Check each line of the listing below for the string "Johannis", and give only how many lines hold it.

_ _ _ _ _ _ _

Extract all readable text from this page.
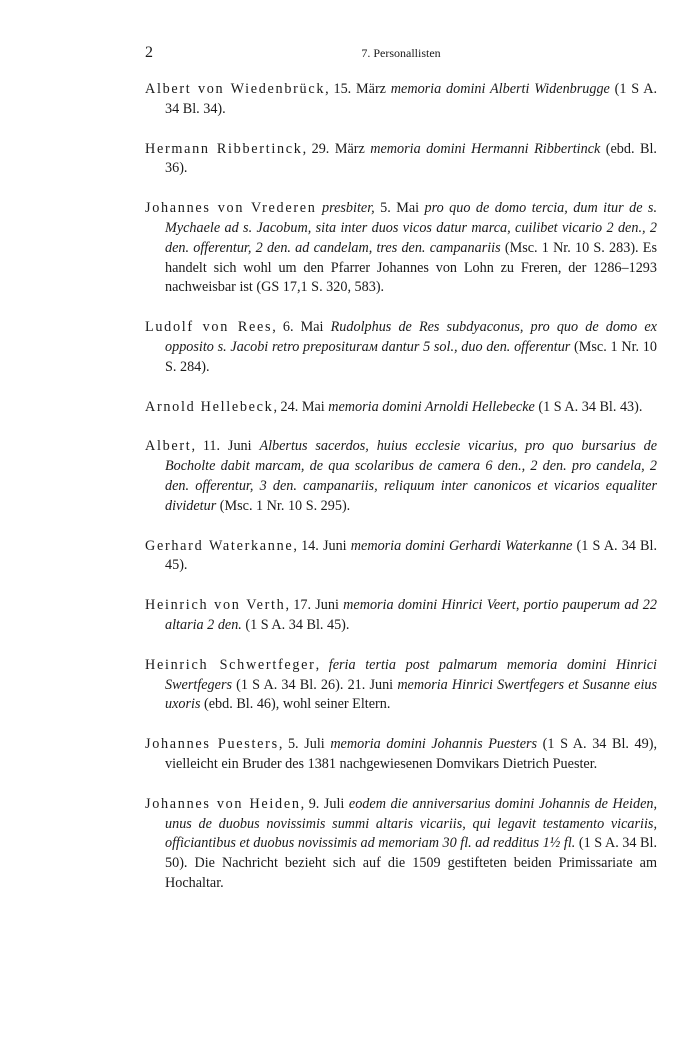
2	7. Personallisten

Albert von Wiedenbrück, 15. März memoria domini Alberti Widenbrugge (1 S A. 34 Bl. 34).

Hermann Ribbertinck, 29. März memoria domini Hermanni Ribbertinck (ebd. Bl. 36).

Johannes von Vrederen presbiter, 5. Mai pro quo de domo tercia, dum itur de s. Mychaele ad s. Jacobum, sita inter duos vicos datur marca, cuilibet vicario 2 den., 2 den. offerentur, 2 den. ad candelam, tres den. campanariis (Msc. 1 Nr. 10 S. 283). Es handelt sich wohl um den Pfarrer Johannes von Lohn zu Freren, der 1286–1293 nachweisbar ist (GS 17,1 S. 320, 583).

Ludolf von Rees, 6. Mai Rudolphus de Res subdyaconus, pro quo de domo ex opposito s. Jacobi retro prepositurам dantur 5 sol., duo den. offerentur (Msc. 1 Nr. 10 S. 284).

Arnold Hellebeck, 24. Mai memoria domini Arnoldi Hellebecke (1 S A. 34 Bl. 43).

Albert, 11. Juni Albertus sacerdos, huius ecclesie vicarius, pro quo bursarius de Bocholte dabit marcam, de qua scolaribus de camera 6 den., 2 den. pro candela, 2 den. offerentur, 3 den. campanariis, reliquum inter canonicos et vicarios equaliter dividetur (Msc. 1 Nr. 10 S. 295).

Gerhard Waterkanne, 14. Juni memoria domini Gerhardi Waterkanne (1 S A. 34 Bl. 45).

Heinrich von Verth, 17. Juni memoria domini Hinrici Veert, portio pauperum ad 22 altaria 2 den. (1 S A. 34 Bl. 45).

Heinrich Schwertfeger, feria tertia post palmarum memoria domini Hinrici Swertfegers (1 S A. 34 Bl. 26). 21. Juni memoria Hinrici Swertfegers et Susanne eius uxoris (ebd. Bl. 46), wohl seiner Eltern.

Johannes Puesters, 5. Juli memoria domini Johannis Puesters (1 S A. 34 Bl. 49), vielleicht ein Bruder des 1381 nachgewiesenen Domvikars Dietrich Puester.

Johannes von Heiden, 9. Juli eodem die anniversarius domini Johannis de Heiden, unus de duobus novissimis summi altaris vicariis, qui legavit testamento vicariis, officiantibus et duobus novissimis ad memoriam 30 fl. ad redditus 1½ fl. (1 S A. 34 Bl. 50). Die Nachricht bezieht sich auf die 1509 gestifteten beiden Primissariate am Hochaltar.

_ _ _ _ _ _ _

__Answer for the task__
2